Repeat the material exactly as it appears.

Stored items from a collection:
◆ ◆ ◆
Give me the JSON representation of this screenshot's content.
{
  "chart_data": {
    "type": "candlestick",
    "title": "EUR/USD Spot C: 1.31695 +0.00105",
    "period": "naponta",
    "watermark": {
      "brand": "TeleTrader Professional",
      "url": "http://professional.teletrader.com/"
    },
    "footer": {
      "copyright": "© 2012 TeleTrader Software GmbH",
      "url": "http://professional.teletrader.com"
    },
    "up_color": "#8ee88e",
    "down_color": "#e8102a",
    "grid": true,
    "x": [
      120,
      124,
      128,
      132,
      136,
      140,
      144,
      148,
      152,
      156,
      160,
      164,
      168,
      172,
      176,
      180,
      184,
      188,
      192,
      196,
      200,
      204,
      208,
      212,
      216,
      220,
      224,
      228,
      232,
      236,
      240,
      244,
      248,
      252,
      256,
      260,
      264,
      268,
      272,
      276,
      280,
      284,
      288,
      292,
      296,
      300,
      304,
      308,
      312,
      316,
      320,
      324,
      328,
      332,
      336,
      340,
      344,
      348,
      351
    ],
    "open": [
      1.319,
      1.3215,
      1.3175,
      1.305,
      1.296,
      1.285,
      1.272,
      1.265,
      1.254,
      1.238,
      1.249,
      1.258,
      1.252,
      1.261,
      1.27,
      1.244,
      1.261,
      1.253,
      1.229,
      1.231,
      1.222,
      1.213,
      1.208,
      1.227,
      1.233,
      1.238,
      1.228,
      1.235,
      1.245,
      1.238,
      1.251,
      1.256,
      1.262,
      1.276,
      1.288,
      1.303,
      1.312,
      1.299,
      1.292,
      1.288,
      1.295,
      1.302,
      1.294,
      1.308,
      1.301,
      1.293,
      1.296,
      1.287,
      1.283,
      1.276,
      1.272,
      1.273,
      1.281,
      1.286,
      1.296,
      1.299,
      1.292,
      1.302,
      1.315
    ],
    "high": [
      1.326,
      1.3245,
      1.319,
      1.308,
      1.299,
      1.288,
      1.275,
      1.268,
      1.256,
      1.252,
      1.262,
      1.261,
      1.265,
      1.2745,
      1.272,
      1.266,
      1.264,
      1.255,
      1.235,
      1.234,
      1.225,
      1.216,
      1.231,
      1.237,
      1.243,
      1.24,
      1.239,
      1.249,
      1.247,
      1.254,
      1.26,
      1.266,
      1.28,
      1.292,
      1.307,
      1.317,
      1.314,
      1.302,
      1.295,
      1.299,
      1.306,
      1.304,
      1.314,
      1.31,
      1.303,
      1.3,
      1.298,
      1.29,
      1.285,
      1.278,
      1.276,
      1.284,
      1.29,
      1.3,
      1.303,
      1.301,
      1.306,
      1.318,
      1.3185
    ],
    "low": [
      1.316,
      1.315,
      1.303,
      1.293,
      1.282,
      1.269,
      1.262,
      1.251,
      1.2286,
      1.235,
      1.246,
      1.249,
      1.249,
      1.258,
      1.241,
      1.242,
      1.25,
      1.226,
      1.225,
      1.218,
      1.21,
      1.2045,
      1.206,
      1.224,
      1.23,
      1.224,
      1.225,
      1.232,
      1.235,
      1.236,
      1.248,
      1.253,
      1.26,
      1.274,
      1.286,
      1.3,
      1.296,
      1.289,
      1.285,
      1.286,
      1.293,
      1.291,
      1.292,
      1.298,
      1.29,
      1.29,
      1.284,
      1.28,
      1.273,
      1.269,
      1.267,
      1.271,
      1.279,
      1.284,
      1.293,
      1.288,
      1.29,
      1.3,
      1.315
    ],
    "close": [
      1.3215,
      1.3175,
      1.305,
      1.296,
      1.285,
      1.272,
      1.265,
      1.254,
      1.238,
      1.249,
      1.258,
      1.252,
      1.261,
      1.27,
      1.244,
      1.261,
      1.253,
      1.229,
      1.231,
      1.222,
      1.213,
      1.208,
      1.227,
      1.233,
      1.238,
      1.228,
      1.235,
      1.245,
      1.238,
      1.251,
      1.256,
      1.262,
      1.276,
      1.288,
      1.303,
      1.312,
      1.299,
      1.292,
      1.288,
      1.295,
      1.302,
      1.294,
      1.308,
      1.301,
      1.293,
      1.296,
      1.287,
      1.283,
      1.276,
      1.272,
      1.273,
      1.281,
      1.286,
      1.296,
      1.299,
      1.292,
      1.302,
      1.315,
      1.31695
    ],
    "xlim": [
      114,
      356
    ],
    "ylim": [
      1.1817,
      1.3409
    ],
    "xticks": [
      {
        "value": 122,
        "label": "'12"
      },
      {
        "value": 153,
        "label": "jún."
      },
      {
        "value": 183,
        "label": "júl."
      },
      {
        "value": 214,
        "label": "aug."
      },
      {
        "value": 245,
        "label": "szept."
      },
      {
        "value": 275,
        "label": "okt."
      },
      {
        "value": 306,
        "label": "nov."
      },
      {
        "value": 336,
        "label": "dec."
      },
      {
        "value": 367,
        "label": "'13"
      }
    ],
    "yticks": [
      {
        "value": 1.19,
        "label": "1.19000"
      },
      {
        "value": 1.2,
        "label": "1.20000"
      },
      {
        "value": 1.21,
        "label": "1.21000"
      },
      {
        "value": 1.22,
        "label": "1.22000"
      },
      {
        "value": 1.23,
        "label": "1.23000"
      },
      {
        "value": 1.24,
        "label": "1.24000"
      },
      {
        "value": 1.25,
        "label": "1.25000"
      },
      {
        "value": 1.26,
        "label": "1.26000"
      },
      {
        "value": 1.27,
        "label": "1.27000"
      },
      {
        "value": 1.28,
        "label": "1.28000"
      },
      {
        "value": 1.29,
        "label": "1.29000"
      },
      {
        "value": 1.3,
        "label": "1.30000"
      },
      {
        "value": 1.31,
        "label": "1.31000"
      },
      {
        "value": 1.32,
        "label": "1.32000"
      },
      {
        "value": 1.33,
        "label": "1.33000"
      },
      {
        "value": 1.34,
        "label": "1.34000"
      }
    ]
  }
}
◆ ◆ ◆
Output
Give me the JSON representation of this screenshot's content.
{
  "chart_data": {
    "type": "candlestick",
    "title": "EUR/USD Spot C: 1.31695 +0.00105",
    "period": "naponta",
    "watermark": {
      "brand": "TeleTrader Professional",
      "url": "http://professional.teletrader.com/"
    },
    "footer": {
      "copyright": "© 2012 TeleTrader Software GmbH",
      "url": "http://professional.teletrader.com"
    },
    "up_color": "#8ee88e",
    "down_color": "#e8102a",
    "grid": true,
    "x": [
      120,
      124,
      128,
      132,
      136,
      140,
      144,
      148,
      152,
      156,
      160,
      164,
      168,
      172,
      176,
      180,
      184,
      188,
      192,
      196,
      200,
      204,
      208,
      212,
      216,
      220,
      224,
      228,
      232,
      236,
      240,
      244,
      248,
      252,
      256,
      260,
      264,
      268,
      272,
      276,
      280,
      284,
      288,
      292,
      296,
      300,
      304,
      308,
      312,
      316,
      320,
      324,
      328,
      332,
      336,
      340,
      344,
      348,
      351
    ],
    "open": [
      1.319,
      1.3215,
      1.3175,
      1.305,
      1.296,
      1.285,
      1.272,
      1.265,
      1.254,
      1.238,
      1.249,
      1.258,
      1.252,
      1.261,
      1.27,
      1.244,
      1.261,
      1.253,
      1.229,
      1.231,
      1.222,
      1.213,
      1.208,
      1.227,
      1.233,
      1.238,
      1.228,
      1.235,
      1.245,
      1.238,
      1.251,
      1.256,
      1.262,
      1.276,
      1.288,
      1.303,
      1.312,
      1.299,
      1.292,
      1.288,
      1.295,
      1.302,
      1.294,
      1.308,
      1.301,
      1.293,
      1.296,
      1.287,
      1.283,
      1.276,
      1.272,
      1.273,
      1.281,
      1.286,
      1.296,
      1.299,
      1.292,
      1.302,
      1.315
    ],
    "high": [
      1.326,
      1.3245,
      1.319,
      1.308,
      1.299,
      1.288,
      1.275,
      1.268,
      1.256,
      1.252,
      1.262,
      1.261,
      1.265,
      1.2745,
      1.272,
      1.266,
      1.264,
      1.255,
      1.235,
      1.234,
      1.225,
      1.216,
      1.231,
      1.237,
      1.243,
      1.24,
      1.239,
      1.249,
      1.247,
      1.254,
      1.26,
      1.266,
      1.28,
      1.292,
      1.307,
      1.317,
      1.314,
      1.302,
      1.295,
      1.299,
      1.306,
      1.304,
      1.314,
      1.31,
      1.303,
      1.3,
      1.298,
      1.29,
      1.285,
      1.278,
      1.276,
      1.284,
      1.29,
      1.3,
      1.303,
      1.301,
      1.306,
      1.318,
      1.3185
    ],
    "low": [
      1.316,
      1.315,
      1.303,
      1.293,
      1.282,
      1.269,
      1.262,
      1.251,
      1.2286,
      1.235,
      1.246,
      1.249,
      1.249,
      1.258,
      1.241,
      1.242,
      1.25,
      1.226,
      1.225,
      1.218,
      1.21,
      1.2045,
      1.206,
      1.224,
      1.23,
      1.224,
      1.225,
      1.232,
      1.235,
      1.236,
      1.248,
      1.253,
      1.26,
      1.274,
      1.286,
      1.3,
      1.296,
      1.289,
      1.285,
      1.286,
      1.293,
      1.291,
      1.292,
      1.298,
      1.29,
      1.29,
      1.284,
      1.28,
      1.273,
      1.269,
      1.267,
      1.271,
      1.279,
      1.284,
      1.293,
      1.288,
      1.29,
      1.3,
      1.315
    ],
    "close": [
      1.3215,
      1.3175,
      1.305,
      1.296,
      1.285,
      1.272,
      1.265,
      1.254,
      1.238,
      1.249,
      1.258,
      1.252,
      1.261,
      1.27,
      1.244,
      1.261,
      1.253,
      1.229,
      1.231,
      1.222,
      1.213,
      1.208,
      1.227,
      1.233,
      1.238,
      1.228,
      1.235,
      1.245,
      1.238,
      1.251,
      1.256,
      1.262,
      1.276,
      1.288,
      1.303,
      1.312,
      1.299,
      1.292,
      1.288,
      1.295,
      1.302,
      1.294,
      1.308,
      1.301,
      1.293,
      1.296,
      1.287,
      1.283,
      1.276,
      1.272,
      1.273,
      1.281,
      1.286,
      1.296,
      1.299,
      1.292,
      1.302,
      1.315,
      1.31695
    ],
    "xlim": [
      114,
      356
    ],
    "ylim": [
      1.1817,
      1.3409
    ],
    "xticks": [
      {
        "value": 122,
        "label": "'12"
      },
      {
        "value": 153,
        "label": "jún."
      },
      {
        "value": 183,
        "label": "júl."
      },
      {
        "value": 214,
        "label": "aug."
      },
      {
        "value": 245,
        "label": "szept."
      },
      {
        "value": 275,
        "label": "okt."
      },
      {
        "value": 306,
        "label": "nov."
      },
      {
        "value": 336,
        "label": "dec."
      },
      {
        "value": 367,
        "label": "'13"
      }
    ],
    "yticks": [
      {
        "value": 1.19,
        "label": "1.19000"
      },
      {
        "value": 1.2,
        "label": "1.20000"
      },
      {
        "value": 1.21,
        "label": "1.21000"
      },
      {
        "value": 1.22,
        "label": "1.22000"
      },
      {
        "value": 1.23,
        "label": "1.23000"
      },
      {
        "value": 1.24,
        "label": "1.24000"
      },
      {
        "value": 1.25,
        "label": "1.25000"
      },
      {
        "value": 1.26,
        "label": "1.26000"
      },
      {
        "value": 1.27,
        "label": "1.27000"
      },
      {
        "value": 1.28,
        "label": "1.28000"
      },
      {
        "value": 1.29,
        "label": "1.29000"
      },
      {
        "value": 1.3,
        "label": "1.30000"
      },
      {
        "value": 1.31,
        "label": "1.31000"
      },
      {
        "value": 1.32,
        "label": "1.32000"
      },
      {
        "value": 1.33,
        "label": "1.33000"
      },
      {
        "value": 1.34,
        "label": "1.34000"
      }
    ]
  }
}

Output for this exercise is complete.